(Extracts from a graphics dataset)

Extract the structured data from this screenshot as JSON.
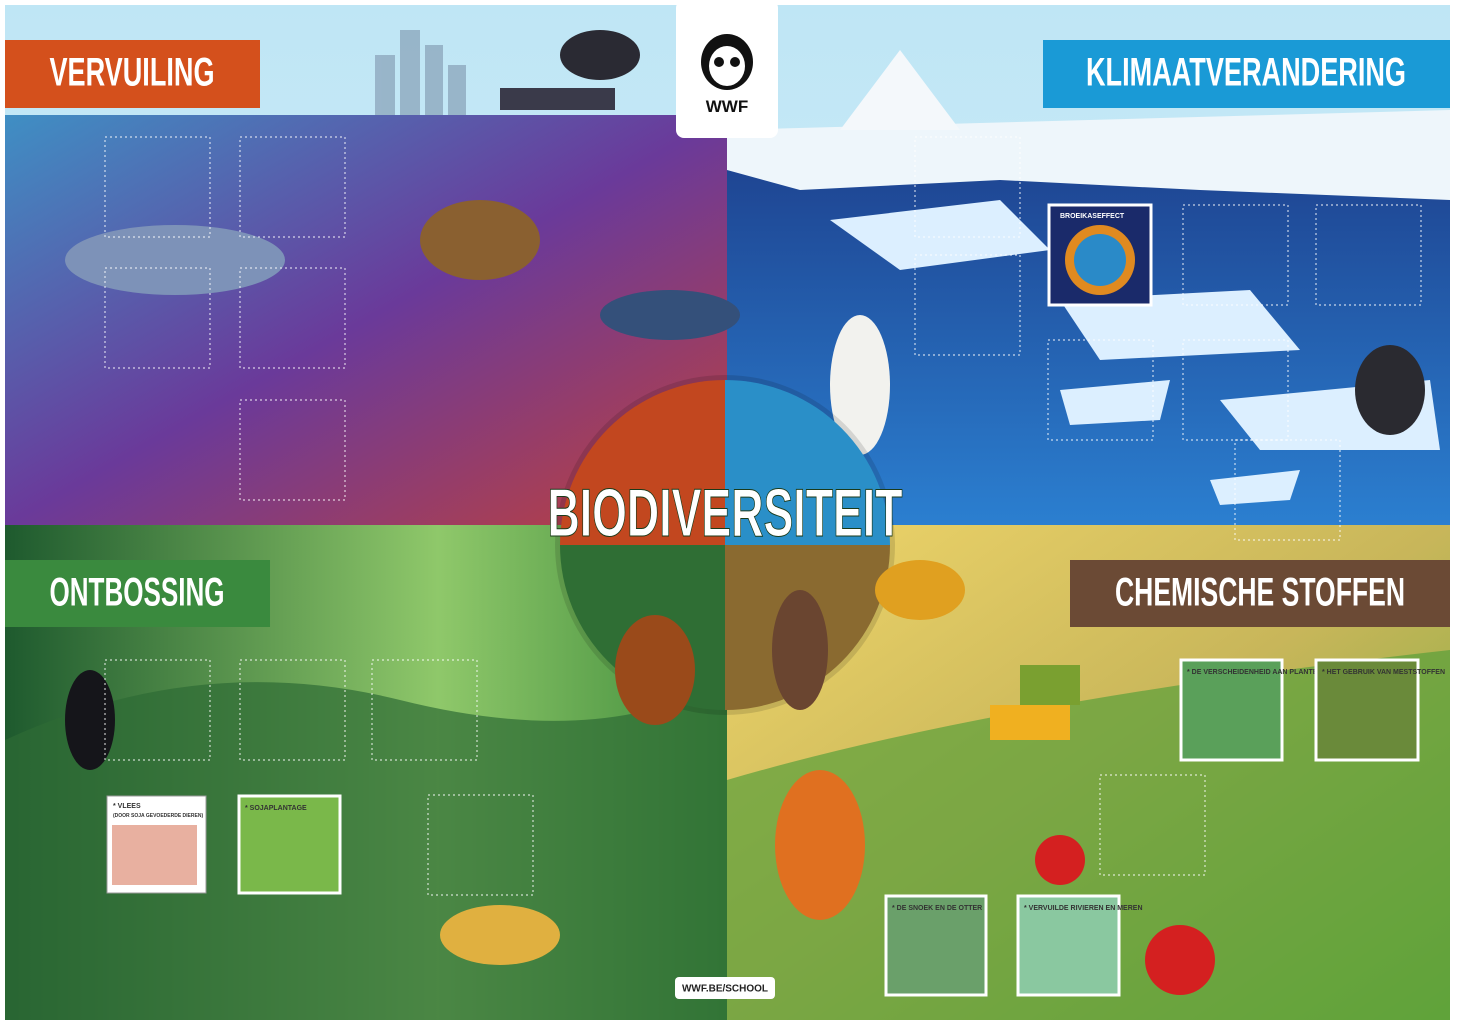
{
  "logo": {
    "text": "WWF"
  },
  "title": "BIODIVERSITEIT",
  "sections": [
    {
      "label": "VERVUILING"
    },
    {
      "label": "KLIMAATVERANDERING"
    },
    {
      "label": "ONTBOSSING"
    },
    {
      "label": "CHEMISCHE STOFFEN"
    }
  ],
  "cards": [
    {
      "label": "BROEIKASEFFECT"
    },
    {
      "label": "* VLEES",
      "note": "(DOOR SOJA GEVOEDERDE DIEREN)"
    },
    {
      "label": "* SOJAPLANTAGE"
    },
    {
      "label": "* DE VERSCHEIDENHEID AAN PLANTEN"
    },
    {
      "label": "* HET GEBRUIK VAN MESTSTOFFEN"
    },
    {
      "label": "* DE SNOEK EN DE OTTER"
    },
    {
      "label": "* VERVUILDE RIVIEREN EN MEREN"
    }
  ],
  "footer": {
    "url": "WWF.BE/SCHOOL"
  }
}
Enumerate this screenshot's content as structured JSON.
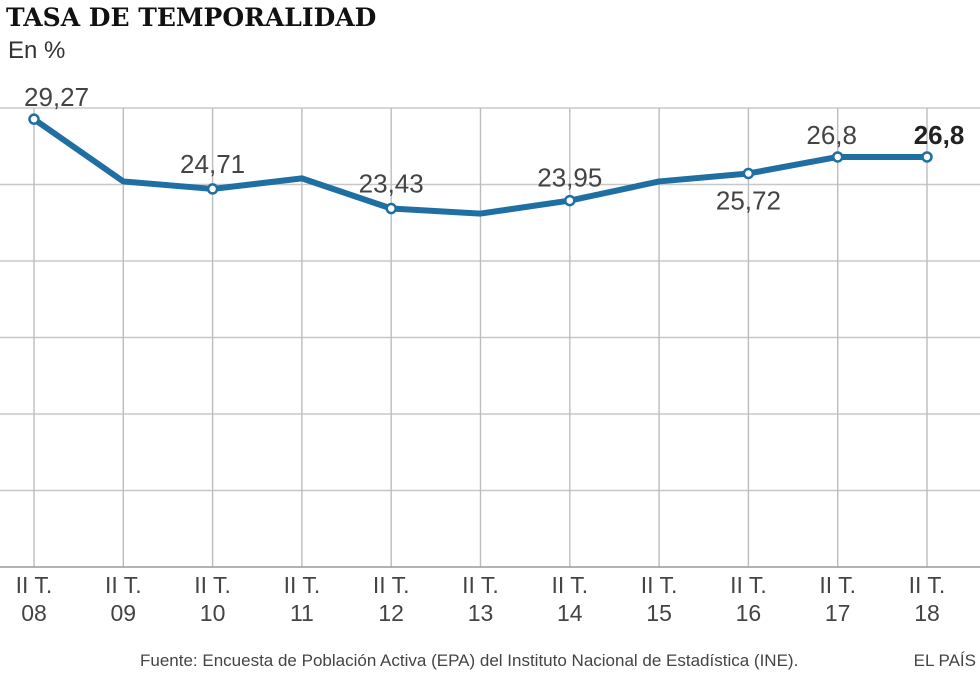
{
  "chart_data": {
    "type": "line",
    "title": "TASA DE TEMPORALIDAD",
    "subtitle": "En %",
    "x_tick_lines": [
      [
        "II T.",
        "08"
      ],
      [
        "II T.",
        "09"
      ],
      [
        "II T.",
        "10"
      ],
      [
        "II T.",
        "11"
      ],
      [
        "II T.",
        "12"
      ],
      [
        "II T.",
        "13"
      ],
      [
        "II T.",
        "14"
      ],
      [
        "II T.",
        "15"
      ],
      [
        "II T.",
        "16"
      ],
      [
        "II T.",
        "17"
      ],
      [
        "II T.",
        "18"
      ]
    ],
    "series": [
      {
        "values": [
          29.27,
          25.2,
          24.71,
          25.4,
          23.43,
          23.1,
          23.95,
          25.2,
          25.72,
          26.8,
          26.8
        ],
        "data_labels": [
          "29,27",
          null,
          "24,71",
          null,
          "23,43",
          null,
          "23,95",
          null,
          "25,72",
          "26,8",
          "26,8"
        ],
        "markers": [
          true,
          false,
          true,
          false,
          true,
          false,
          true,
          false,
          true,
          true,
          true
        ],
        "color": "#1f6fa3"
      }
    ],
    "ylim": [
      0,
      30
    ],
    "grid": "y-horizontal-and-x-vertical",
    "source": "Fuente: Encuesta de Población Activa (EPA) del Instituto Nacional de Estadística (INE).",
    "brand": "EL PAÍS"
  }
}
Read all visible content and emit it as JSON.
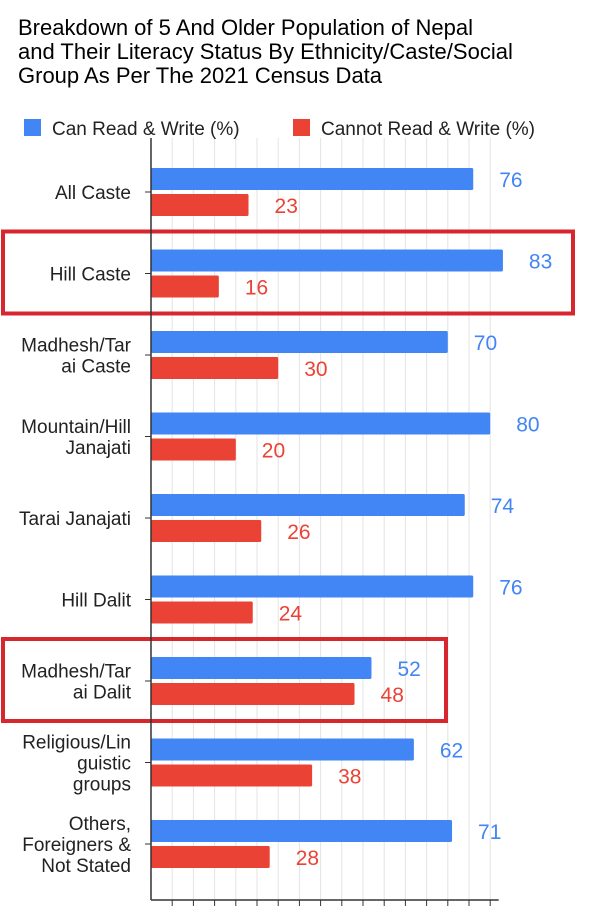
{
  "chart_data": {
    "type": "bar",
    "orientation": "horizontal",
    "title_lines": [
      "Breakdown of 5 And Older Population of Nepal",
      "and Their Literacy Status By Ethnicity/Caste/Social",
      "Group As Per The 2021 Census Data"
    ],
    "categories": [
      [
        "All Caste"
      ],
      [
        "Hill Caste"
      ],
      [
        "Madhesh/Tar",
        "ai Caste"
      ],
      [
        "Mountain/Hill",
        "Janajati"
      ],
      [
        "Tarai Janajati"
      ],
      [
        "Hill Dalit"
      ],
      [
        "Madhesh/Tar",
        "ai Dalit"
      ],
      [
        "Religious/Lin",
        "guistic",
        "groups"
      ],
      [
        "Others,",
        "Foreigners &",
        "Not Stated"
      ]
    ],
    "series": [
      {
        "name": "Can Read & Write (%)",
        "color": "#4285F4",
        "values": [
          76,
          83,
          70,
          80,
          74,
          76,
          52,
          62,
          71
        ]
      },
      {
        "name": "Cannot Read & Write (%)",
        "color": "#EA4335",
        "values": [
          23,
          16,
          30,
          20,
          26,
          24,
          48,
          38,
          28
        ]
      }
    ],
    "xlim": [
      0,
      82
    ],
    "grid": true,
    "legend_position": "top",
    "highlighted_categories": [
      1,
      6
    ],
    "highlight_color": "#D7262E"
  }
}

### REQUEST
Without including any pictures, output all the entries above exactly.

### RESPONSE
Extract the structured data from this screenshot as JSON.
{
  "logo": {
    "text": "WWF"
  },
  "title": "BIODIVERSITEIT",
  "sections": [
    {
      "label": "VERVUILING"
    },
    {
      "label": "KLIMAATVERANDERING"
    },
    {
      "label": "ONTBOSSING"
    },
    {
      "label": "CHEMISCHE STOFFEN"
    }
  ],
  "cards": [
    {
      "label": "BROEIKASEFFECT"
    },
    {
      "label": "* VLEES",
      "note": "(DOOR SOJA GEVOEDERDE DIEREN)"
    },
    {
      "label": "* SOJAPLANTAGE"
    },
    {
      "label": "* DE VERSCHEIDENHEID AAN PLANTEN"
    },
    {
      "label": "* HET GEBRUIK VAN MESTSTOFFEN"
    },
    {
      "label": "* DE SNOEK EN DE OTTER"
    },
    {
      "label": "* VERVUILDE RIVIEREN EN MEREN"
    }
  ],
  "footer": {
    "url": "WWF.BE/SCHOOL"
  }
}
Enumerate this screenshot's content as structured JSON.
{
  "chart_data": {
    "type": "line",
    "title": "TASA DE TEMPORALIDAD",
    "subtitle": "En %",
    "x_tick_lines": [
      [
        "II T.",
        "08"
      ],
      [
        "II T.",
        "09"
      ],
      [
        "II T.",
        "10"
      ],
      [
        "II T.",
        "11"
      ],
      [
        "II T.",
        "12"
      ],
      [
        "II T.",
        "13"
      ],
      [
        "II T.",
        "14"
      ],
      [
        "II T.",
        "15"
      ],
      [
        "II T.",
        "16"
      ],
      [
        "II T.",
        "17"
      ],
      [
        "II T.",
        "18"
      ]
    ],
    "series": [
      {
        "values": [
          29.27,
          25.2,
          24.71,
          25.4,
          23.43,
          23.1,
          23.95,
          25.2,
          25.72,
          26.8,
          26.8
        ],
        "data_labels": [
          "29,27",
          null,
          "24,71",
          null,
          "23,43",
          null,
          "23,95",
          null,
          "25,72",
          "26,8",
          "26,8"
        ],
        "markers": [
          true,
          false,
          true,
          false,
          true,
          false,
          true,
          false,
          true,
          true,
          true
        ],
        "color": "#1f6fa3"
      }
    ],
    "ylim": [
      0,
      30
    ],
    "grid": "y-horizontal-and-x-vertical",
    "source": "Fuente: Encuesta de Población Activa (EPA) del Instituto Nacional de Estadística (INE).",
    "brand": "EL PAÍS"
  }
}
Read all visible content and emit it as JSON.
{
  "chart_data": {
    "type": "bar",
    "orientation": "horizontal",
    "title_lines": [
      "Breakdown of 5 And Older Population of Nepal",
      "and Their Literacy Status By Ethnicity/Caste/Social",
      "Group As Per The 2021 Census Data"
    ],
    "categories": [
      [
        "All Caste"
      ],
      [
        "Hill Caste"
      ],
      [
        "Madhesh/Tar",
        "ai Caste"
      ],
      [
        "Mountain/Hill",
        "Janajati"
      ],
      [
        "Tarai Janajati"
      ],
      [
        "Hill Dalit"
      ],
      [
        "Madhesh/Tar",
        "ai Dalit"
      ],
      [
        "Religious/Lin",
        "guistic",
        "groups"
      ],
      [
        "Others,",
        "Foreigners &",
        "Not Stated"
      ]
    ],
    "series": [
      {
        "name": "Can Read & Write (%)",
        "color": "#4285F4",
        "values": [
          76,
          83,
          70,
          80,
          74,
          76,
          52,
          62,
          71
        ]
      },
      {
        "name": "Cannot Read & Write (%)",
        "color": "#EA4335",
        "values": [
          23,
          16,
          30,
          20,
          26,
          24,
          48,
          38,
          28
        ]
      }
    ],
    "xlim": [
      0,
      82
    ],
    "grid": true,
    "legend_position": "top",
    "highlighted_categories": [
      1,
      6
    ],
    "highlight_color": "#D7262E"
  }
}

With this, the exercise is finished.